Aim:
Present the lines starting at the one containing "legend-item-dlvio: DLVIO [575, 306, 622, 316]" and ending at the one containing "data-point-db-a [66, 129, 74, 138]" as a Markdown table with the columns n and Line, giving each line its row number and omitting blank lines.

Items listed in a dataset
+++

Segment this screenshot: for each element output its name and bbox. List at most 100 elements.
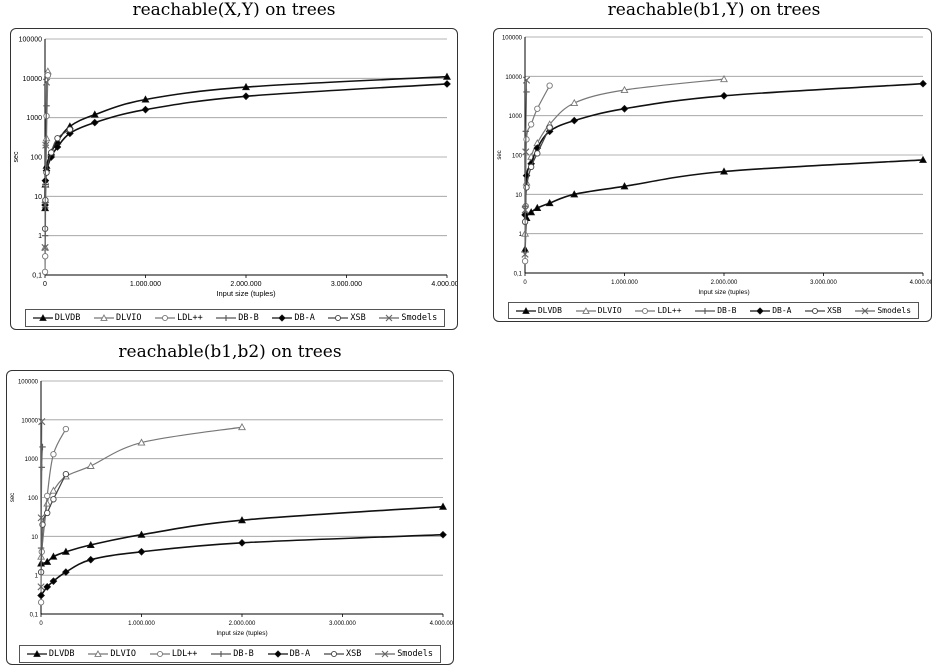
legend-item-dlvio: DLVIO [575, 306, 622, 316]
data-point-xsb [43, 169, 50, 176]
legend-label: DB-A [772, 306, 792, 315]
data-point-ldl- [527, 121, 535, 128]
x-tick-label: 2.000.000 [229, 621, 256, 627]
data-point-dlvdb [545, 198, 554, 207]
data-point-xsb [523, 184, 530, 191]
data-point-db-a [620, 104, 629, 113]
series-db-a [521, 79, 927, 219]
legend-marker-xsb [330, 651, 337, 657]
legend-item-db-a: DB-A [267, 649, 310, 659]
legend-item-dlvio: DLVIO [88, 649, 136, 659]
data-point-ldl- [44, 72, 52, 79]
legend-swatch-dlvio [575, 306, 596, 314]
data-point-dlvdb [720, 167, 728, 175]
data-point-xsb [50, 496, 57, 503]
y-tick-label: 100 [28, 496, 39, 502]
legend-item-smodels: Smodels [855, 306, 911, 316]
y-tick-label: 1000 [25, 457, 39, 463]
data-point-xsb [62, 470, 70, 478]
legend-item-dlvdb: DLVDB [515, 306, 562, 316]
legend-label: DLVDB [48, 649, 75, 659]
series-smodels [521, 76, 531, 258]
data-point-dlvdb [238, 516, 246, 524]
x-axis-title: Input size (tuples) [216, 289, 276, 298]
legend-label: DLVIO [597, 306, 622, 315]
data-point-ldl- [546, 82, 553, 89]
data-point-dlvio [238, 422, 246, 431]
legend-swatch-db-a [272, 314, 293, 322]
chart-title: reachable(X,Y) on trees [132, 0, 336, 20]
data-point-dlvio [620, 85, 629, 93]
legend-swatch-ldl- [149, 651, 170, 657]
data-point-dlvdb [90, 110, 99, 118]
legend-label: DB-B [238, 313, 259, 323]
data-point-dlvio [137, 438, 146, 446]
x-tick-label: 2.000.000 [711, 280, 738, 286]
data-point-ldl- [42, 253, 49, 260]
legend-label: DB-B [717, 306, 737, 315]
legend-marker-smodels [381, 650, 389, 658]
data-point-db-a [37, 591, 45, 600]
data-point-ldl- [62, 425, 70, 433]
series-dlvdb [37, 502, 447, 567]
data-point-xsb [48, 149, 55, 156]
y-axis-title: sec [497, 150, 503, 159]
data-point-db-a [141, 105, 150, 114]
data-point-db-a [66, 129, 74, 138]
legend-swatch-dlvdb [26, 650, 47, 657]
data-point-db-b [39, 443, 46, 451]
data-point-xsb [66, 126, 74, 133]
legend-label: XSB [827, 306, 842, 315]
data-point-dlvio [43, 499, 52, 507]
series-xsb [37, 470, 70, 576]
data-point-ldl- [521, 257, 529, 265]
x-tick-label: 1.000.000 [611, 280, 638, 286]
legend-item-dlvio: DLVIO [93, 313, 142, 323]
legend-marker-dlvdb [33, 650, 41, 657]
legend-swatch-dlvdb [32, 314, 53, 321]
data-point-dlvio [570, 98, 579, 107]
data-point-smodels [42, 78, 51, 86]
data-point-db-a [90, 118, 99, 127]
chart-title: reachable(b1,b2) on trees [118, 342, 342, 362]
y-tick-label: 1 [38, 233, 42, 240]
data-point-smodels [41, 243, 49, 252]
data-point-dlvio [720, 74, 728, 83]
legend-swatch-dlvio [88, 650, 109, 657]
chart-frame: 0,1 1 10 100 1000 10000 100000 0 1.000.000 2.000.… [493, 28, 932, 322]
y-tick-label: 0,1 [30, 613, 39, 619]
y-tick-label: 100000 [502, 36, 523, 42]
legend-swatch-xsb [323, 651, 344, 657]
legend-item-smodels: Smodels [375, 649, 433, 659]
data-point-xsb [44, 509, 51, 517]
series-line-dlvdb [40, 505, 444, 565]
legend-item-smodels: Smodels [379, 313, 437, 323]
series-dlvdb [521, 155, 927, 253]
data-point-smodels [38, 418, 46, 426]
data-point-db-a [443, 80, 451, 88]
legend-label: Smodels [877, 306, 912, 315]
data-point-dlvdb [919, 155, 927, 163]
y-tick-label: 10000 [23, 76, 43, 83]
legend-label: LDL++ [177, 313, 203, 323]
y-tick-label: 0,1 [514, 272, 523, 278]
chart-legend: DLVDB DLVIO LDL++ DB-B DB-A XSB Smodels [19, 645, 441, 663]
data-point-smodels [522, 76, 531, 84]
legend-swatch-xsb [328, 315, 349, 321]
data-point-ldl- [50, 451, 57, 458]
legend-marker-ldl- [156, 651, 163, 657]
series-dlvio [37, 422, 246, 560]
legend-marker-smodels [385, 314, 393, 322]
y-tick-label: 0,1 [32, 273, 42, 280]
legend-swatch-db-b [216, 315, 237, 321]
legend-swatch-dlvdb [515, 306, 536, 314]
data-point-db-a [242, 92, 250, 101]
legend-marker-xsb [335, 315, 342, 321]
legend-label: Smodels [401, 313, 438, 323]
legend-label: DB-A [294, 313, 315, 323]
legend-swatch-db-b [211, 651, 232, 657]
data-point-dlvdb [49, 552, 58, 560]
data-point-db-a [919, 79, 927, 88]
x-tick-label: 1.000.000 [128, 621, 155, 627]
chart-plot: 0,1 1 10 100 1000 10000 100000 0 1.000.000 2.000.… [13, 37, 457, 299]
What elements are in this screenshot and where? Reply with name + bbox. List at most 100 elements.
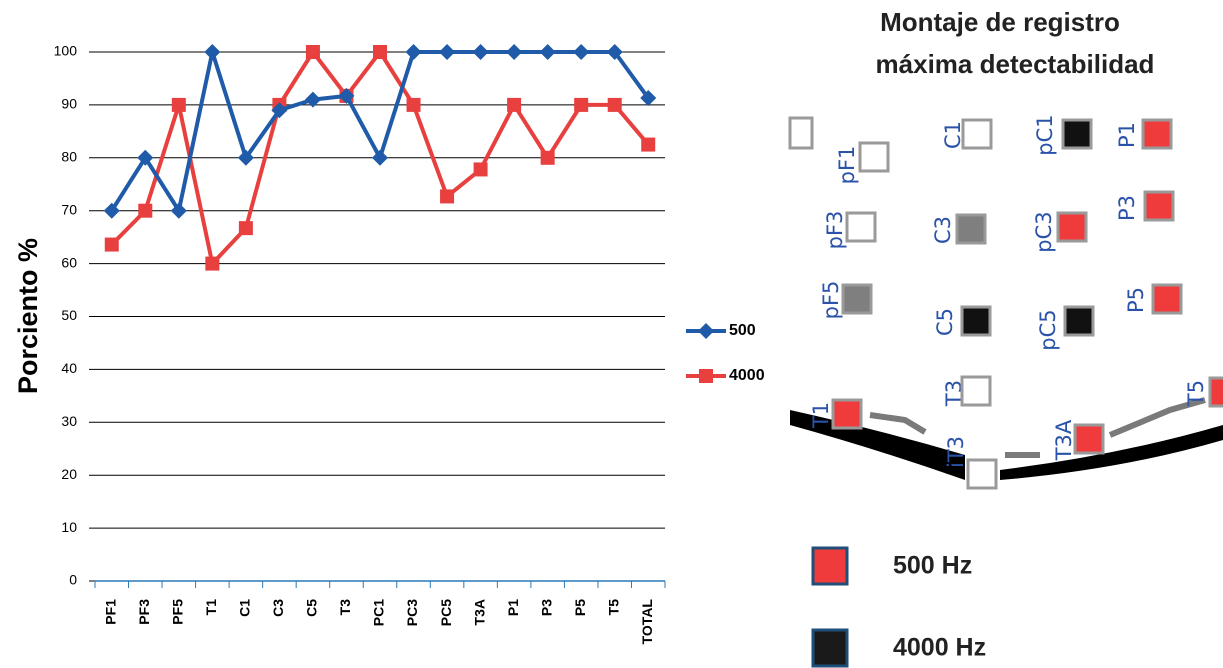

+++

Answer for this exercise:
| n | Line |
|---|---|
| 1 | legend-item-dlvio: DLVIO [575, 306, 622, 316] |
| 2 | data-point-xsb [43, 169, 50, 176] |
| 3 | legend-label: DB-A [772, 306, 792, 315] |
| 4 | data-point-ldl- [527, 121, 535, 128] |
| 5 | x-tick-label: 2.000.000 [229, 621, 256, 627] |
| 6 | data-point-dlvdb [545, 198, 554, 207] |
| 7 | data-point-xsb [523, 184, 530, 191] |
| 8 | data-point-db-a [620, 104, 629, 113] |
| 9 | series-db-a [521, 79, 927, 219] |
| 10 | legend-marker-xsb [330, 651, 337, 657] |
| 11 | legend-item-db-a: DB-A [267, 649, 310, 659] |
| 12 | legend-item-dlvio: DLVIO [88, 649, 136, 659] |
| 13 | data-point-ldl- [44, 72, 52, 79] |
| 14 | legend-swatch-dlvio [575, 306, 596, 314] |
| 15 | data-point-dlvdb [720, 167, 728, 175] |
| 16 | data-point-xsb [50, 496, 57, 503] |
| 17 | y-tick-label: 100 [28, 496, 39, 502] |
| 18 | legend-item-smodels: Smodels [855, 306, 911, 316] |
| 19 | y-tick-label: 1000 [25, 457, 39, 463] |
| 20 | data-point-xsb [62, 470, 70, 478] |
| 21 | legend-item-dlvdb: DLVDB [515, 306, 562, 316] |
| 22 | legend-label: DLVDB [48, 649, 75, 659] |
| 23 | series-smodels [521, 76, 531, 258] |
| 24 | data-point-dlvdb [238, 516, 246, 524] |
| 25 | x-axis-title: Input size (tuples) [216, 289, 276, 298] |
| 26 | legend-label: DLVIO [597, 306, 622, 315] |
| 27 | data-point-ldl- [546, 82, 553, 89] |
| 28 | data-point-dlvio [238, 422, 246, 431] |
| 29 | legend-swatch-db-a [272, 314, 293, 322] |
| 30 | chart-title: reachable(X,Y) on trees [132, 0, 336, 20] |
| 31 | data-point-dlvio [620, 85, 629, 93] |
| 32 | legend-swatch-ldl- [149, 651, 170, 657] |
| 33 | data-point-dlvdb [90, 110, 99, 118] |
| 34 | legend-label: DB-B [238, 313, 259, 323] |
| 35 | data-point-dlvio [137, 438, 146, 446] |
| 36 | x-tick-label: 2.000.000 [711, 280, 738, 286] |
| 37 | data-point-ldl- [42, 253, 49, 260] |
| 38 | legend-label: DB-B [717, 306, 737, 315] |
| 39 | legend-marker-smodels [381, 650, 389, 658] |
| 40 | data-point-db-a [37, 591, 45, 600] |
| 41 | data-point-ldl- [62, 425, 70, 433] |
| 42 | series-dlvdb [37, 502, 447, 567] |
| 43 | data-point-xsb [48, 149, 55, 156] |
| 44 | y-axis-title: sec [497, 150, 503, 159] |
| 45 | data-point-db-a [141, 105, 150, 114] |
| 46 | data-point-db-a [66, 129, 74, 138] |